§ **Rows**:
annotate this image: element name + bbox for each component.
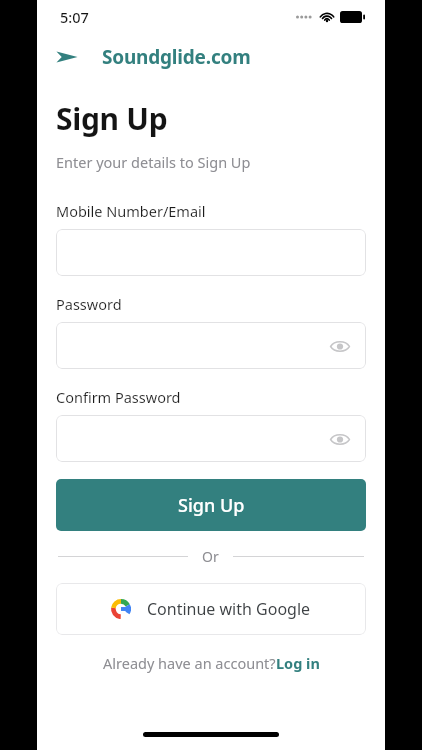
button[interactable]: Log in [276,653,320,673]
button[interactable]: Toggle password visibility [56,322,366,369]
button[interactable]: Sign Up [56,479,366,531]
staticText: Mobile Number/Email [56,201,206,221]
staticText: Continue with Google [147,598,311,620]
staticText: Enter your details to Sign Up [56,152,251,172]
staticText: Password [56,294,122,314]
button[interactable] [56,229,366,276]
button[interactable]: Toggle password visibility [328,427,352,451]
staticText: Log in [276,653,320,673]
staticText: Or [202,547,219,566]
staticText: 5:07 [60,7,89,27]
staticText: Sign Up [56,98,168,139]
staticText: Confirm Password [56,387,181,407]
button[interactable]: Continue with Google [56,583,366,635]
staticText: Already have an account? [103,653,276,673]
button[interactable]: Toggle password visibility [56,415,366,462]
staticText: Soundglide.com [102,44,251,70]
button[interactable]: Toggle password visibility [328,334,352,358]
staticText: Sign Up [178,493,245,518]
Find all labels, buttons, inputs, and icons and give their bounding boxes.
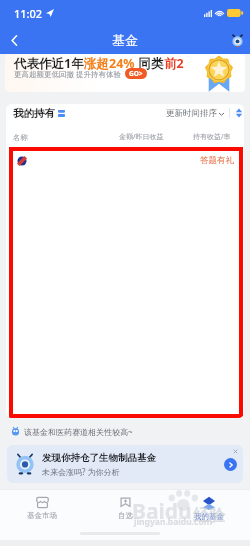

§ **Given task**: Update the items from the line with "button[interactable]: Log in" up to and including the line with "staticText: Password [56,294,122,314]", replacing "Toggle password visibility" with "Show or hide password" and keeping everything else the same.

§ **Answer to the task**:
button[interactable]: Log in [276,653,320,673]
button[interactable]: Show or hide password [56,322,366,369]
button[interactable]: Sign Up [56,479,366,531]
staticText: Mobile Number/Email [56,201,206,221]
staticText: Continue with Google [147,598,311,620]
staticText: Enter your details to Sign Up [56,152,251,172]
staticText: Password [56,294,122,314]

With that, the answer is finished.